*Directive:* Repeat the data verbatim.

*Data lines:*
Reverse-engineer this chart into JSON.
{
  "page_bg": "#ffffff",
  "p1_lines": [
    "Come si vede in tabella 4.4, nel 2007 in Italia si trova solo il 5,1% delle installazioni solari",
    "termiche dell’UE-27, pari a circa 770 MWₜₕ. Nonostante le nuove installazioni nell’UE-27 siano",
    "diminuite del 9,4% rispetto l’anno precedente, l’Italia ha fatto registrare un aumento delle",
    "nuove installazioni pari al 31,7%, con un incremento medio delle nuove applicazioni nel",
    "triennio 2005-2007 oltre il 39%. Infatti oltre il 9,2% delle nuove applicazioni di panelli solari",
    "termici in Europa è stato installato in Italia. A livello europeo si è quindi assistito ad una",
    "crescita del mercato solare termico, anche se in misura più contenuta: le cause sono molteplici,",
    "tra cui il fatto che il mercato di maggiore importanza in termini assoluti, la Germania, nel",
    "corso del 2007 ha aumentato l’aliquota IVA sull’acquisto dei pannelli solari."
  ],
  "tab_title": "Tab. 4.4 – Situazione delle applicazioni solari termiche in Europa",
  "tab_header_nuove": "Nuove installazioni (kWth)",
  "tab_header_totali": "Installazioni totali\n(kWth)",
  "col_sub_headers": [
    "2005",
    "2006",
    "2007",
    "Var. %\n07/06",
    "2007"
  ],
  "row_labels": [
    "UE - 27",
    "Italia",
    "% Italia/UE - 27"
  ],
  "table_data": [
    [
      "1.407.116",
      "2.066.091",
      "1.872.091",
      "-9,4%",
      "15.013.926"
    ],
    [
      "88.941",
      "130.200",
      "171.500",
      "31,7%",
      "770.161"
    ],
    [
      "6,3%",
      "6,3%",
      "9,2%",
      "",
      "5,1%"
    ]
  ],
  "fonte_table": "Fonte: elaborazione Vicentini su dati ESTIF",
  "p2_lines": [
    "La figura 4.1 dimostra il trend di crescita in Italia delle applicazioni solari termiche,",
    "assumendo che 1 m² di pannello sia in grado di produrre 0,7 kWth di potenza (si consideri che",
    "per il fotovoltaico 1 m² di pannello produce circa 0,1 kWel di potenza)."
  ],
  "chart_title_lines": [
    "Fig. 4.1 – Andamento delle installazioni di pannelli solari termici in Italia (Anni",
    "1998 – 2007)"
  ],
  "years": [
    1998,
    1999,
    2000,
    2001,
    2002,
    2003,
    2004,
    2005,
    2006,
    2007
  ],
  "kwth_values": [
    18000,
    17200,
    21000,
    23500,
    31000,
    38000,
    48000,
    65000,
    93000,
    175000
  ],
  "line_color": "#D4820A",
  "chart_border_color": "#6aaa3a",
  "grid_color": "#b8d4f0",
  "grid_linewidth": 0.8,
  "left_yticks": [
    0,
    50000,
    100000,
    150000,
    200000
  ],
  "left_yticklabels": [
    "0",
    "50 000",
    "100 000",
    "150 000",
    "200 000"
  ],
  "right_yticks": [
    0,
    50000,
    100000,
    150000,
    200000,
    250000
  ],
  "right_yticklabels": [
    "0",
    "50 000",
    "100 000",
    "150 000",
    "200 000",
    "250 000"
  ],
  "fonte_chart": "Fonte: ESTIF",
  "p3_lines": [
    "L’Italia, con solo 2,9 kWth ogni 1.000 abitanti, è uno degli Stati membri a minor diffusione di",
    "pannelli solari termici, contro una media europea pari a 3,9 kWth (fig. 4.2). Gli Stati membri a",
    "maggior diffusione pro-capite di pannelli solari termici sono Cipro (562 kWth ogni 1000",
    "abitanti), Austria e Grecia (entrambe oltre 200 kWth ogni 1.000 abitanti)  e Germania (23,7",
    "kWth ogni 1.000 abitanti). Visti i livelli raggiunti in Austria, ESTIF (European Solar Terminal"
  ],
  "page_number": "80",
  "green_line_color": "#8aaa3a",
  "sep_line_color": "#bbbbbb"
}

*Full solution:*
Reverse-engineer this chart into JSON.
{
  "page_bg": "#ffffff",
  "p1_lines": [
    "Come si vede in tabella 4.4, nel 2007 in Italia si trova solo il 5,1% delle installazioni solari",
    "termiche dell’UE-27, pari a circa 770 MWₜₕ. Nonostante le nuove installazioni nell’UE-27 siano",
    "diminuite del 9,4% rispetto l’anno precedente, l’Italia ha fatto registrare un aumento delle",
    "nuove installazioni pari al 31,7%, con un incremento medio delle nuove applicazioni nel",
    "triennio 2005-2007 oltre il 39%. Infatti oltre il 9,2% delle nuove applicazioni di panelli solari",
    "termici in Europa è stato installato in Italia. A livello europeo si è quindi assistito ad una",
    "crescita del mercato solare termico, anche se in misura più contenuta: le cause sono molteplici,",
    "tra cui il fatto che il mercato di maggiore importanza in termini assoluti, la Germania, nel",
    "corso del 2007 ha aumentato l’aliquota IVA sull’acquisto dei pannelli solari."
  ],
  "tab_title": "Tab. 4.4 – Situazione delle applicazioni solari termiche in Europa",
  "tab_header_nuove": "Nuove installazioni (kWth)",
  "tab_header_totali": "Installazioni totali\n(kWth)",
  "col_sub_headers": [
    "2005",
    "2006",
    "2007",
    "Var. %\n07/06",
    "2007"
  ],
  "row_labels": [
    "UE - 27",
    "Italia",
    "% Italia/UE - 27"
  ],
  "table_data": [
    [
      "1.407.116",
      "2.066.091",
      "1.872.091",
      "-9,4%",
      "15.013.926"
    ],
    [
      "88.941",
      "130.200",
      "171.500",
      "31,7%",
      "770.161"
    ],
    [
      "6,3%",
      "6,3%",
      "9,2%",
      "",
      "5,1%"
    ]
  ],
  "fonte_table": "Fonte: elaborazione Vicentini su dati ESTIF",
  "p2_lines": [
    "La figura 4.1 dimostra il trend di crescita in Italia delle applicazioni solari termiche,",
    "assumendo che 1 m² di pannello sia in grado di produrre 0,7 kWth di potenza (si consideri che",
    "per il fotovoltaico 1 m² di pannello produce circa 0,1 kWel di potenza)."
  ],
  "chart_title_lines": [
    "Fig. 4.1 – Andamento delle installazioni di pannelli solari termici in Italia (Anni",
    "1998 – 2007)"
  ],
  "years": [
    1998,
    1999,
    2000,
    2001,
    2002,
    2003,
    2004,
    2005,
    2006,
    2007
  ],
  "kwth_values": [
    18000,
    17200,
    21000,
    23500,
    31000,
    38000,
    48000,
    65000,
    93000,
    175000
  ],
  "line_color": "#D4820A",
  "chart_border_color": "#6aaa3a",
  "grid_color": "#b8d4f0",
  "grid_linewidth": 0.8,
  "left_yticks": [
    0,
    50000,
    100000,
    150000,
    200000
  ],
  "left_yticklabels": [
    "0",
    "50 000",
    "100 000",
    "150 000",
    "200 000"
  ],
  "right_yticks": [
    0,
    50000,
    100000,
    150000,
    200000,
    250000
  ],
  "right_yticklabels": [
    "0",
    "50 000",
    "100 000",
    "150 000",
    "200 000",
    "250 000"
  ],
  "fonte_chart": "Fonte: ESTIF",
  "p3_lines": [
    "L’Italia, con solo 2,9 kWth ogni 1.000 abitanti, è uno degli Stati membri a minor diffusione di",
    "pannelli solari termici, contro una media europea pari a 3,9 kWth (fig. 4.2). Gli Stati membri a",
    "maggior diffusione pro-capite di pannelli solari termici sono Cipro (562 kWth ogni 1000",
    "abitanti), Austria e Grecia (entrambe oltre 200 kWth ogni 1.000 abitanti)  e Germania (23,7",
    "kWth ogni 1.000 abitanti). Visti i livelli raggiunti in Austria, ESTIF (European Solar Terminal"
  ],
  "page_number": "80",
  "green_line_color": "#8aaa3a",
  "sep_line_color": "#bbbbbb"
}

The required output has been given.